To be done
**A)** From the paragraph beginning "Displacing around 1,933 tonnes" in the article on the Irish Naval Service's new patrol vessels, list every specification it gives for the ships, each with its figure.
**B)** Pick up the article on the Irish Naval Service's new patrol vessels after its final sentence and continue it.

DSEI 2013: Babcock se prépare à mettre à l'eau le 1er OPV pour l'Irlande et à mettre en chantier le 2ème | Newsletter navale | Scoop.it

The Irish Naval Service's two new 90 m offshore patrol vessels (OPVs) will achieve key milestones in November when Babcock Marine launches the first of class and stages a keel laying ceremony for the second ship.

Lead ship LÈ Samuel Beckett will enter the water at the shipbuilder's Appledore yard in southern England on 3 November, a Babcock representative told IHS Jane's at the DSEI exhibition on 11 September. This will be followed by a keel laying ceremony for the second ship on 4 November.

Under current scheduling, LÈ Samuel Beckett is on track to be handed over to the Irish Naval Service in February 2014, with delivery of the second ship expected in February 2015, Babcock said.

The two OPVs are being built under a EUR99 million (USD131.4 million) contract awarded to Babcock in October 2010 under Ireland's Naval Service Patrol Vessel Replacement programme. They will replace the navy's three ageing 65 m P21-class OPVs, which were built by Verolme in Cork in the second half of the 1970s and entered service between 1978 and 1980.

The ships are based on STX Marine's PV 90 design, which is a lengthened variant of the PV 80 design employed for the two 1,700-ton Roisin-class OPVs built by Appledore Shipbuilders for the INS between 1998 and 2001.

Displacing around 1,933 tonnes, the OPVs will be fitted with a diesel-electric propulsion system that provide a top speed of 23 kt, cruise speed of 15 kt, and range of up to 6,000 n miles. Endurance is 21 days. Accommodation is provided for a complement of 44 crew, plus 10 trainees.

Dataset extract
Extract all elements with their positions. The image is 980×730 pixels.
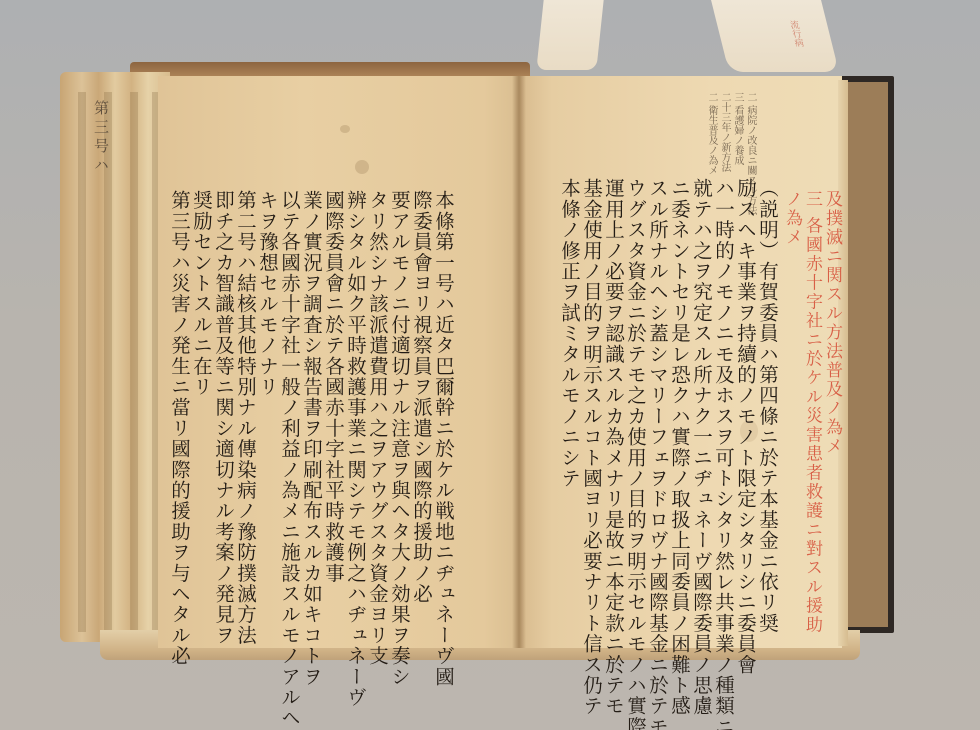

Results of the exercise
**A)**
- Displacement: around 1,933 tonnes
- Top speed: 23 kt
- Cruise speed: 15 kt
- Range: up to 6,000 n miles
- Endurance: 21 days
- Accommodation: 44 crew, plus 10 trainees

**B)**
Armament - which is being procured under a separate contract worth EUR7.8 million - consists of an Oto Melara 76 mm/62 gun, two 20 mm cannons, and four general purpose machine guns (two 12.7 mm and two 7.62 mm).

A helicopter in-flight refuelling facility and stowage for three 20 ft containers will be provided on the aft deck. Although this deck is not intended to provide a landing pad for helicopters, the operation of unmanned aerial vehicles may be considered in the future.

The vessels are designed to provide an operational capability for up to 30 years of service in their main area of operation in the North Atlantic, out to the 200 n mile limit of Ireland's Exclusive Economic Zone and beyond. Patrol duties will include fishery protection, search and rescue, maritime protection, drug interdiction, anti-pollution, and maritime security missions.

An option for a third OPV may be exercised at a later date.